> Extracted text
When I first came in contact with them, and I was looking at their information and their history, they are very concerned about mental health in how they sponsor a lot of programs for youth, for their mental health and well-being. I said, “Well, how odd that a financial institution would be so concerned.” That the CEO in the bank says, “We have to have healthy individuals if we want this society — and financial institutions are at the heart and the crux and the soul of our society keeping things moving, right? That CEO says, “Why shouldn’t we have an obligation to care for the mental health of our future consumers?” I’ve said, “Wow, that is so great.” It makes all the doggone sense in the world. But how out of box thinking is that for a financial institution?

[00:21:38] AD: It’s very out of the box. Actually, it’s a great place to tie this into our core topic around financial literacy, because mental health, the quality of your mental health, does have a lot to do with your financial standing. I think, we can all relate to that whether good or bad. We live in a world that money does drive a lot of our daily life and the way that we interact with the world. If I find myself in a position where I feel like I am constantly drowning, constantly trying to get my head above water, there is no end in sight. There’s no break for me. I don’t know how I’m going to make ends meet.

Where do you think my mental health is going to be? What headspace do you think I’m going to be in? When those are the thoughts that are continuing to, actually let’s go back to when your challenges around you got a credit card, you realize that that wasn’t the best financial decision, and it pushed you into a place of, what was your mental health like during that time? How were you feeling, right?

> Dataset
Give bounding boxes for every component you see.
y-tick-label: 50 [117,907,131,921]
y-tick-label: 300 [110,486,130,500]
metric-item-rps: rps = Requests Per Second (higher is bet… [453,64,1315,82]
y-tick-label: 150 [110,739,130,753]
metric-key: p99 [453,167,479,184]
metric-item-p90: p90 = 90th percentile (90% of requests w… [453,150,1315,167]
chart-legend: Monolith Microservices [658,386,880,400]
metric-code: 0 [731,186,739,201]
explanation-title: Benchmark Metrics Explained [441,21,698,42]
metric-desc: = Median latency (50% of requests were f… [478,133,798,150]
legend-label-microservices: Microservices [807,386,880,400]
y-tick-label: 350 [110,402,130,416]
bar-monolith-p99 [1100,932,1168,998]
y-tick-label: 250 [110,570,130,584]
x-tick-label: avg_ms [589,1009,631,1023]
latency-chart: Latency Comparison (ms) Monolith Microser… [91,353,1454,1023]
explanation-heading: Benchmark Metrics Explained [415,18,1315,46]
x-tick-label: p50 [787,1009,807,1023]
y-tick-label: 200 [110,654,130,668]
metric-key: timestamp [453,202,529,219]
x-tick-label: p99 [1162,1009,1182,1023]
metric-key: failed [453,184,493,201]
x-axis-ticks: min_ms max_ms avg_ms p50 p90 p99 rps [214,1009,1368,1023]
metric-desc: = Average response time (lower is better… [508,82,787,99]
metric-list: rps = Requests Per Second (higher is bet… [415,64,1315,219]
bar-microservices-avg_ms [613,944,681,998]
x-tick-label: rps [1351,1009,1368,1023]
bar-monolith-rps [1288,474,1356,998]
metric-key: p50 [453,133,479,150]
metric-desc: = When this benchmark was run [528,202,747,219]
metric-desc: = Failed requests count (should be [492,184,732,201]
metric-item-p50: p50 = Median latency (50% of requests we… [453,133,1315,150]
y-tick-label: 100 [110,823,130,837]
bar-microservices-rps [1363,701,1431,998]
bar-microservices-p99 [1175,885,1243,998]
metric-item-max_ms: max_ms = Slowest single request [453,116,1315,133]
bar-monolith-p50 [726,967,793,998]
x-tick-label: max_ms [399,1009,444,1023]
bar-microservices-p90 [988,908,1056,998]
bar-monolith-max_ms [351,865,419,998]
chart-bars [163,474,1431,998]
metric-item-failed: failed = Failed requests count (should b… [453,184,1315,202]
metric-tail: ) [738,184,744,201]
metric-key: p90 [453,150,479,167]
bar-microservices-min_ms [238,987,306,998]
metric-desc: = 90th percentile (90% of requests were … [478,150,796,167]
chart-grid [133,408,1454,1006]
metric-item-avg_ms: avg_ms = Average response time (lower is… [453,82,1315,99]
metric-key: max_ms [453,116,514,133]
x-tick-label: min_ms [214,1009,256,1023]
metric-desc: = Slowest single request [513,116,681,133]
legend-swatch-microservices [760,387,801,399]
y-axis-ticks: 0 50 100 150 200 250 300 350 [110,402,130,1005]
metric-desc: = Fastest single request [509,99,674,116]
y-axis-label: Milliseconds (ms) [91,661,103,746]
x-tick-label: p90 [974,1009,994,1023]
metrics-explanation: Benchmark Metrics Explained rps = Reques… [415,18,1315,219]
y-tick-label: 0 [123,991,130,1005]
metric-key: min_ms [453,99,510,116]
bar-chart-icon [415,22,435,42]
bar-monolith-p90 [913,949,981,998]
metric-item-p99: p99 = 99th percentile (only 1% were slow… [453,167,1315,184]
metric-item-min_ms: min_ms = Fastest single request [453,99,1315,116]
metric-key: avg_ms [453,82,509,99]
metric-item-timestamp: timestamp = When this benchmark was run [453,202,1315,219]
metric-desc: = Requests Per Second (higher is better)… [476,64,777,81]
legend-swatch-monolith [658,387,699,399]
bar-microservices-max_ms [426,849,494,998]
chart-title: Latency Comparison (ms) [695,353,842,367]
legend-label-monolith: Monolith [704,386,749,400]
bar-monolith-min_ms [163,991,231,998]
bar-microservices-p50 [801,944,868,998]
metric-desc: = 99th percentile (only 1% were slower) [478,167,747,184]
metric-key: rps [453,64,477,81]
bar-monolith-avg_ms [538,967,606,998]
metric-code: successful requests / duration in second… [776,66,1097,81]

> Goal
From the interview excerpt on mental health and money, quote everything from "[00:21:38] AD: It’s very out" down to "make ends meet." word for word.

> Reply
[00:21:38] AD: It’s very out of the box. Actually, it’s a great place to tie this into our core topic around financial literacy, because mental health, the quality of your mental health, does have a lot to do with your financial standing. I think, we can all relate to that whether good or bad. We live in a world that money does drive a lot of our daily life and the way that we interact with the world. If I find myself in a position where I feel like I am constantly drowning, constantly trying to get my head above water, there is no end in sight. There’s no break for me. I don’t know how I’m going to make ends meet.